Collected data
>> START

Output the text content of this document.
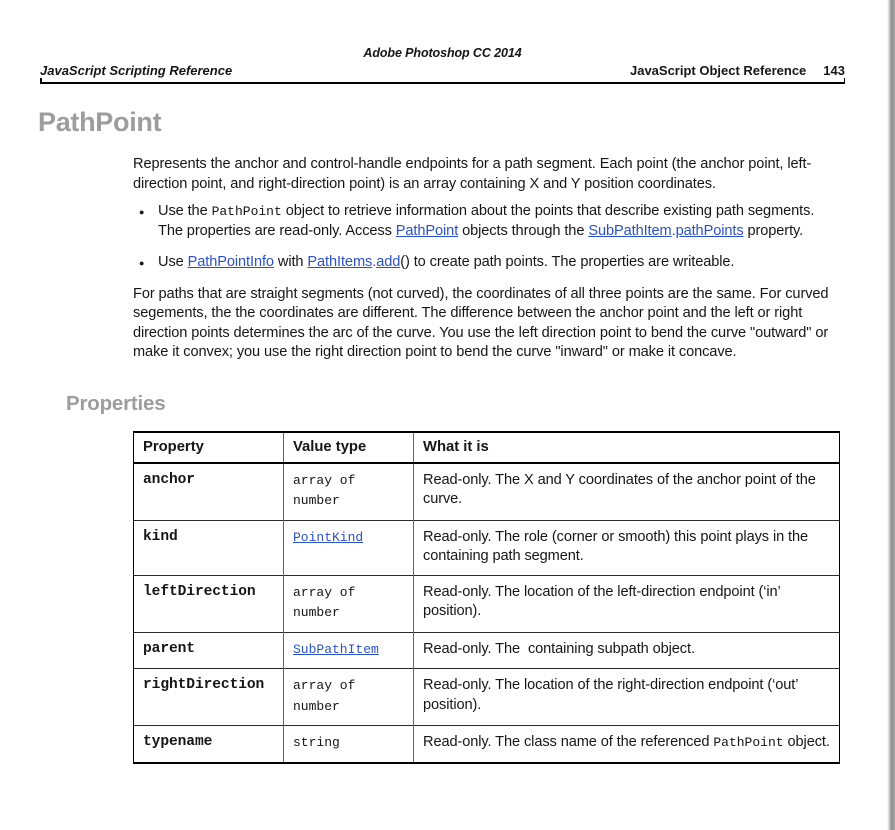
Adobe Photoshop CC 2014
JavaScript Scripting Reference	JavaScript Object Reference 143
PathPoint

Represents the anchor and control-handle endpoints for a path segment. Each point (the anchor point, left-direction point, and right-direction point) is an array containing X and Y position coordinates.

● Use the PathPoint object to retrieve information about the points that describe existing path segments. The properties are read-only. Access PathPoint objects through the SubPathItem.pathPoints property.
● Use PathPointInfo with PathItems.add() to create path points. The properties are writeable.

For paths that are straight segments (not curved), the coordinates of all three points are the same. For curved segements, the the coordinates are different. The difference between the anchor point and the left or right direction points determines the arc of the curve. You use the left direction point to bend the curve "outward" or make it convex; you use the right direction point to bend the curve "inward" or make it concave.

Properties
Property	Value type	What it is
anchor	array of number	Read-only. The X and Y coordinates of the anchor point of the curve.
kind	PointKind	Read-only. The role (corner or smooth) this point plays in the containing path segment.
leftDirection	array of number	Read-only. The location of the left-direction endpoint (‘in’ position).
parent	SubPathItem	Read-only. The  containing subpath object.
rightDirection	array of number	Read-only. The location of the right-direction endpoint (‘out’ position).
typename	string	Read-only. The class name of the referenced PathPoint object.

>> END

**Task description**
Search the entries for the string "containing" and collect each line that has it.

**Response**
Represents the anchor and control-handle endpoints for a path segment. Each point (the anchor point, left-direction point, and right-direction point) is an array containing X and Y position coordinates.
kind	PointKind	Read-only. The role (corner or smooth) this point plays in the containing path segment.
parent	SubPathItem	Read-only. The  containing subpath object.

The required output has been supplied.